■ **EXERCISE**
What is the number of lines in these entries that contain "показателя"? State it alone.

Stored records
################

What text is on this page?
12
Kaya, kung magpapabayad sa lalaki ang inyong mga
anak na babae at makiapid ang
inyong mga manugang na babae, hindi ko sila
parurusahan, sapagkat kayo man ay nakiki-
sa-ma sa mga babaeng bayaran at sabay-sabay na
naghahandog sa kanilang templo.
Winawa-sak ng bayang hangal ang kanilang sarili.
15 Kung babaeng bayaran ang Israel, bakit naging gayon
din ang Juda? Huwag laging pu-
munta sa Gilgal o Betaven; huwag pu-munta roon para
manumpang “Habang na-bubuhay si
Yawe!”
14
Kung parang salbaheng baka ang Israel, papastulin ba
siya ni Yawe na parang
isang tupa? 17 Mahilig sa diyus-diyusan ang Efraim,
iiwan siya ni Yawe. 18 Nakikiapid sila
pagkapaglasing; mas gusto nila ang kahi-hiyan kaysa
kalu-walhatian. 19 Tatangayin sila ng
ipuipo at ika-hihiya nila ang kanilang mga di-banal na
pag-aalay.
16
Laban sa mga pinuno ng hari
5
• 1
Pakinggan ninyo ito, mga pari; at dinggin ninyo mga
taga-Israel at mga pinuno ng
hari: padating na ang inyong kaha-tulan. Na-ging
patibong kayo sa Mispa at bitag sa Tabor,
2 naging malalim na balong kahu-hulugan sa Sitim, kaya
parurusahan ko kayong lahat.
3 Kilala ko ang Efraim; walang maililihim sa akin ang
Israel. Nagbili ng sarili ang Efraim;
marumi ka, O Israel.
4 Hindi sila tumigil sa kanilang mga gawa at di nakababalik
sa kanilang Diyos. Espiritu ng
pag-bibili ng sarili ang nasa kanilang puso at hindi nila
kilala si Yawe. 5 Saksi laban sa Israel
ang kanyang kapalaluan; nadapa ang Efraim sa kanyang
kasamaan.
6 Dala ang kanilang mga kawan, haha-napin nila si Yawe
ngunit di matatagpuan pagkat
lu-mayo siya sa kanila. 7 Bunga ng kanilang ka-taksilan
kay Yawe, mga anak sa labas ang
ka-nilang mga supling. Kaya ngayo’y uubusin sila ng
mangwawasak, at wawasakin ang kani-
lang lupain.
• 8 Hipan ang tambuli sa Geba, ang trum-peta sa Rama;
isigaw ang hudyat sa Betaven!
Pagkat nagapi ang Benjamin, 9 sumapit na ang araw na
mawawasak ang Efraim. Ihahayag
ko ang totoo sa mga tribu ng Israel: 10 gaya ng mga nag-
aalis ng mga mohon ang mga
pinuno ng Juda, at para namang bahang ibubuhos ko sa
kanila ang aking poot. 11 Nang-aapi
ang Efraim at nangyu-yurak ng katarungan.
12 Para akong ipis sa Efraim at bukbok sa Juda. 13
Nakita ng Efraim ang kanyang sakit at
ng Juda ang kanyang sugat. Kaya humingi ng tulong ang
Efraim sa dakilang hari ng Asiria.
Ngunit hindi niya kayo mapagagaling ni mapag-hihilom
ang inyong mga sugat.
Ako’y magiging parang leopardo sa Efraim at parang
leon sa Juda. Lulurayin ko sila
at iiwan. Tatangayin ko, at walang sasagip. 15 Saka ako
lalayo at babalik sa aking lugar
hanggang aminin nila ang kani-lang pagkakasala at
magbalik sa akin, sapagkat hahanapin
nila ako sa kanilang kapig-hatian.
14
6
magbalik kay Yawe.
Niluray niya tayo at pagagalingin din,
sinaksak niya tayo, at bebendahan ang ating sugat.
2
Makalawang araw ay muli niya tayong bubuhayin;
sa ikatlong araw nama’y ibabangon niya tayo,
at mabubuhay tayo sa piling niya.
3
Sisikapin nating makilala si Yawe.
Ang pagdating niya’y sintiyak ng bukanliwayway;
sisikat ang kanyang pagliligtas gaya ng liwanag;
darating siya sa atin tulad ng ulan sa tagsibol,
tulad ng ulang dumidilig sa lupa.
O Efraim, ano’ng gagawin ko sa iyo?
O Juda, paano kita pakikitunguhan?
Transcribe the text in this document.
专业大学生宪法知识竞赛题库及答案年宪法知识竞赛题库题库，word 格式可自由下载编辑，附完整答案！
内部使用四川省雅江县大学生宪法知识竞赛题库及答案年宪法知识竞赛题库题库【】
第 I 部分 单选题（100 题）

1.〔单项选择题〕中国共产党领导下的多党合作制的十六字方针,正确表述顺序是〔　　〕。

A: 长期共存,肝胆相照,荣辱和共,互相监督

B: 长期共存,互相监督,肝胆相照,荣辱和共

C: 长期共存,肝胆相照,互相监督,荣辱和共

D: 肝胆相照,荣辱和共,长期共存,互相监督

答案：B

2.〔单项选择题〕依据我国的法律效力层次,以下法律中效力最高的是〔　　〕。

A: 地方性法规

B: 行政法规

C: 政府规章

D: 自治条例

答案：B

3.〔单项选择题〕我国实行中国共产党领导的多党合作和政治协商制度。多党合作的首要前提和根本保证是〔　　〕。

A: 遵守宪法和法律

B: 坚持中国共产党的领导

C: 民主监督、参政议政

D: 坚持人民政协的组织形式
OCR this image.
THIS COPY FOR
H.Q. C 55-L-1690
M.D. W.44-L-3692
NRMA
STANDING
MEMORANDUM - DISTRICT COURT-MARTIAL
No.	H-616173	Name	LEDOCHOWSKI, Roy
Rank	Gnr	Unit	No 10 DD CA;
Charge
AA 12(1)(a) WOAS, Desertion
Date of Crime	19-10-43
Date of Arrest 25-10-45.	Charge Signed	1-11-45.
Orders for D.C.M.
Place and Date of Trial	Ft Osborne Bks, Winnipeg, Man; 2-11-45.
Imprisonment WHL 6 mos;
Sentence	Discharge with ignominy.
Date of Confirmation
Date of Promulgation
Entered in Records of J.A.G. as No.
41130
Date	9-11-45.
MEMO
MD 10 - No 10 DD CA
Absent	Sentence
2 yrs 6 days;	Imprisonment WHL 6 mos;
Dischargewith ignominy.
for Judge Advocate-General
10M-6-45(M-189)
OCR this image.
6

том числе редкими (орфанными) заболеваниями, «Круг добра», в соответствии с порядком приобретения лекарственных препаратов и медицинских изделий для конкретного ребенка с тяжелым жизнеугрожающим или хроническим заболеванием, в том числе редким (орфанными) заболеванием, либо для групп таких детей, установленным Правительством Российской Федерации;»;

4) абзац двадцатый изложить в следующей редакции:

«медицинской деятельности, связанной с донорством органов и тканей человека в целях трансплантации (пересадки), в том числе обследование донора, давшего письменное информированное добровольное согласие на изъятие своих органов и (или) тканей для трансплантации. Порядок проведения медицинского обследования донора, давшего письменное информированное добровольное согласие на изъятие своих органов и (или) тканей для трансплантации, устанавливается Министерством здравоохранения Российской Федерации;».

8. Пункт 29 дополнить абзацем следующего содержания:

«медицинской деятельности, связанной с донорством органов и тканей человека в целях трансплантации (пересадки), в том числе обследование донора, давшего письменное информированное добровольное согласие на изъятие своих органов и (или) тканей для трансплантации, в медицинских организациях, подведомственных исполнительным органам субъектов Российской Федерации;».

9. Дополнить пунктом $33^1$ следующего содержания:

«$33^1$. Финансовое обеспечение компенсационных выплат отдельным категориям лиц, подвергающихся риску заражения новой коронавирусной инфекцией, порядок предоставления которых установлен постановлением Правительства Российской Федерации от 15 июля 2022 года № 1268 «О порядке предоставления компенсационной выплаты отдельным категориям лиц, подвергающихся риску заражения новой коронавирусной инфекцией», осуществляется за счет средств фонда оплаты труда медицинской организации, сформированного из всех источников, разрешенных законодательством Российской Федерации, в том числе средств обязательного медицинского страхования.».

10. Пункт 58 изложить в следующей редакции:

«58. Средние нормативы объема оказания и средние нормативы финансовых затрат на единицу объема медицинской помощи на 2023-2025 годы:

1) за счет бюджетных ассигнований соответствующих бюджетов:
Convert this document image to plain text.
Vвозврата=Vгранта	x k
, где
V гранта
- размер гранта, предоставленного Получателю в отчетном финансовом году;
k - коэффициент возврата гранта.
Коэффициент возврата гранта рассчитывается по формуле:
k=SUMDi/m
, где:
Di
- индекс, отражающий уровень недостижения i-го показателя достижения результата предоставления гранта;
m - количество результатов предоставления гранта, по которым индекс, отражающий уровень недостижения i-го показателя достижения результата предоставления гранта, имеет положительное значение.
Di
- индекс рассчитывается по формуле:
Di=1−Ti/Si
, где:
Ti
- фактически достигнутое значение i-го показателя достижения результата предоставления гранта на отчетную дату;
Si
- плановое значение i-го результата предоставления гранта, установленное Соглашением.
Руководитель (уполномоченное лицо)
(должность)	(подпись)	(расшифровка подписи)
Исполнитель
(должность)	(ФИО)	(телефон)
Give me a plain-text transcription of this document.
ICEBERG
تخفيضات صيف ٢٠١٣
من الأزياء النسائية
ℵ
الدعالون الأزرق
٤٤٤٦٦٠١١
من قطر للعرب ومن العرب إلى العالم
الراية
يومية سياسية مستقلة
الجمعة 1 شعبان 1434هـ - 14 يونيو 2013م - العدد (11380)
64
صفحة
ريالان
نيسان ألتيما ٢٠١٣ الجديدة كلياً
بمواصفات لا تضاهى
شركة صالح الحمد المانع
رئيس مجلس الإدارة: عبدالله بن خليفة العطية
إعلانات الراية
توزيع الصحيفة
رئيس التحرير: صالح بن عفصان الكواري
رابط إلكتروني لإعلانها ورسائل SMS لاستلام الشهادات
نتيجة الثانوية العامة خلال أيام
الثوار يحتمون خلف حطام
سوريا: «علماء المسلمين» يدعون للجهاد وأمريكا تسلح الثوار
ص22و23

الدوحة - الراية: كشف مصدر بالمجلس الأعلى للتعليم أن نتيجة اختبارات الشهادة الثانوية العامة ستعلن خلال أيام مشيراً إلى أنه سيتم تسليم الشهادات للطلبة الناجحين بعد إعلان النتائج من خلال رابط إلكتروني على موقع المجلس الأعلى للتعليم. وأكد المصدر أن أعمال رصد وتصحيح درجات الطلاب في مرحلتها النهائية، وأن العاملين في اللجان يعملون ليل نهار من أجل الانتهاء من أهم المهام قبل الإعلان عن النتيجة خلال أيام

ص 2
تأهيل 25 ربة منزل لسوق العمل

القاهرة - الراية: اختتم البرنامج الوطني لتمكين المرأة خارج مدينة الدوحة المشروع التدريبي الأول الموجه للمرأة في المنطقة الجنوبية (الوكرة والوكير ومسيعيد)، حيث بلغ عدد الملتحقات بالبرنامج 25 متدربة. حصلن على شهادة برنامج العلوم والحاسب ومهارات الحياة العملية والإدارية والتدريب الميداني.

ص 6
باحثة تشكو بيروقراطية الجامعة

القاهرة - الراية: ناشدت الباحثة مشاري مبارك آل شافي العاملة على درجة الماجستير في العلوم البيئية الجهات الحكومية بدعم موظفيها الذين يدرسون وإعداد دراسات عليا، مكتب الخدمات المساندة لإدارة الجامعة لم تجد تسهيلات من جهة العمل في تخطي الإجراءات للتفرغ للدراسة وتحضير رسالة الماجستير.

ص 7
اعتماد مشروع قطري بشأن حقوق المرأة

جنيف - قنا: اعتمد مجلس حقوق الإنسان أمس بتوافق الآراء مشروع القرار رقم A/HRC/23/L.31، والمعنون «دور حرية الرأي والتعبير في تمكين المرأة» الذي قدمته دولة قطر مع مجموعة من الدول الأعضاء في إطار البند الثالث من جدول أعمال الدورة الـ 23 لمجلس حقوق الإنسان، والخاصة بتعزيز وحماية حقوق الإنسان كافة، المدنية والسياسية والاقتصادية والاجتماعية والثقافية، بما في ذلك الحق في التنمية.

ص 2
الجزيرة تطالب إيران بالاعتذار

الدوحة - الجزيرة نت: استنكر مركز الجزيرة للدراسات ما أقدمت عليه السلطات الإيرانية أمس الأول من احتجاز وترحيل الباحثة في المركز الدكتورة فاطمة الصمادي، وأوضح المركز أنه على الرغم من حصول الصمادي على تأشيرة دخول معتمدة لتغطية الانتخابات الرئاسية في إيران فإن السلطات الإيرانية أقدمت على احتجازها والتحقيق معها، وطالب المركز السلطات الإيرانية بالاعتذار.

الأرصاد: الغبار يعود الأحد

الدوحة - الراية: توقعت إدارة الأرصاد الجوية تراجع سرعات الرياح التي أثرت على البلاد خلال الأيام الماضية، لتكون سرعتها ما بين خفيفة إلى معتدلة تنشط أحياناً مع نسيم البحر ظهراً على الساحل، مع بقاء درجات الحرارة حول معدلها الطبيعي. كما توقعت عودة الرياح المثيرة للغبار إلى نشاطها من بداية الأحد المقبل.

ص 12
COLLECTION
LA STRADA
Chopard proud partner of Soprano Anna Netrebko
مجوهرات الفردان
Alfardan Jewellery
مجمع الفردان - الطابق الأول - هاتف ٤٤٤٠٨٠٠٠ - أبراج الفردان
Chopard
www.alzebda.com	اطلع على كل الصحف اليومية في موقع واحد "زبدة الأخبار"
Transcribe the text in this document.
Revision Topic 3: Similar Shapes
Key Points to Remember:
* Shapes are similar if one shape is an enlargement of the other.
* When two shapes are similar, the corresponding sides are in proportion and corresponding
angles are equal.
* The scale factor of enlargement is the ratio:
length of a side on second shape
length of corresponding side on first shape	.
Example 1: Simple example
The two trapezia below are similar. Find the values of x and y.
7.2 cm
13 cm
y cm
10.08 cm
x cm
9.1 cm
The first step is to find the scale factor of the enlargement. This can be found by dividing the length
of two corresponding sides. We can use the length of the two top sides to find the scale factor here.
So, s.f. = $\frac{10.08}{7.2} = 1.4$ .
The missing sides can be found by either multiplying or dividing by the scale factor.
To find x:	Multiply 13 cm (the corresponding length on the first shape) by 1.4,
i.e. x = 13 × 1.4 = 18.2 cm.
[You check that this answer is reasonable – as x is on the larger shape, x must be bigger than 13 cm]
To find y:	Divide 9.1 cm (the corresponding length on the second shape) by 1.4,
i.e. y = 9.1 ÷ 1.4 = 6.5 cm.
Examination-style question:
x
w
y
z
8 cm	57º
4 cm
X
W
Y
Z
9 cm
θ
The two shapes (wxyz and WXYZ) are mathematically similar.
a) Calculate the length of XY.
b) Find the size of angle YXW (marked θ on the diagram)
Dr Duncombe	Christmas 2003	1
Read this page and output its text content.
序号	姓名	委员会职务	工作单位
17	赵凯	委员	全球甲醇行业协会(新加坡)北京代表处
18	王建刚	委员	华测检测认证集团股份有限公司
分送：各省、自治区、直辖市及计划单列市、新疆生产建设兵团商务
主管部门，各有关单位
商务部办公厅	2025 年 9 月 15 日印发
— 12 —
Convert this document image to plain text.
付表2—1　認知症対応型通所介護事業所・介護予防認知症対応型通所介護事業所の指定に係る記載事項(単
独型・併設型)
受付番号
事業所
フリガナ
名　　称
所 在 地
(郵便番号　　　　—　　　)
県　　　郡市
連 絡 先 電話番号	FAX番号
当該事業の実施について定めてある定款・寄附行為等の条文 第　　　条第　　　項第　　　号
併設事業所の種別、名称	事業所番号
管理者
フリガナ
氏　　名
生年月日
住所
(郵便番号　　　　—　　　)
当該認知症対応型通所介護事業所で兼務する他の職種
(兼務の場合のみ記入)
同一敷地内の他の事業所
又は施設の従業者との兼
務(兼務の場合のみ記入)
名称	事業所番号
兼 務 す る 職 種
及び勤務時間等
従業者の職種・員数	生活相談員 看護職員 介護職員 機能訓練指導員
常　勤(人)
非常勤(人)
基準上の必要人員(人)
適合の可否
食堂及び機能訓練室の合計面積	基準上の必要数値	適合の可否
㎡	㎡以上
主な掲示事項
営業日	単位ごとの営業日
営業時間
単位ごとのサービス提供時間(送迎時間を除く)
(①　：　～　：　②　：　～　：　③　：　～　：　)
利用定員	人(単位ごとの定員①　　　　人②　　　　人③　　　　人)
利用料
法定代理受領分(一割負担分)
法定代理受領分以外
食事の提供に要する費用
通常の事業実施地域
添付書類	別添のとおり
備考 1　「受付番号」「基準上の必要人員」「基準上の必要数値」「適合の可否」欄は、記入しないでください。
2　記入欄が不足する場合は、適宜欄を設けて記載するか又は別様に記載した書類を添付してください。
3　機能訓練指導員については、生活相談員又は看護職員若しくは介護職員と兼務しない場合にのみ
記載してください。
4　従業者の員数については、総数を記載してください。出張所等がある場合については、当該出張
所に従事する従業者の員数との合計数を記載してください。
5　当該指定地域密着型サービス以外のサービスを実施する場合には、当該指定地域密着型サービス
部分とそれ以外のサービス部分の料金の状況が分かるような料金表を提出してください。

################

■ **RESPONSE FOR THIS EXERCISE**
3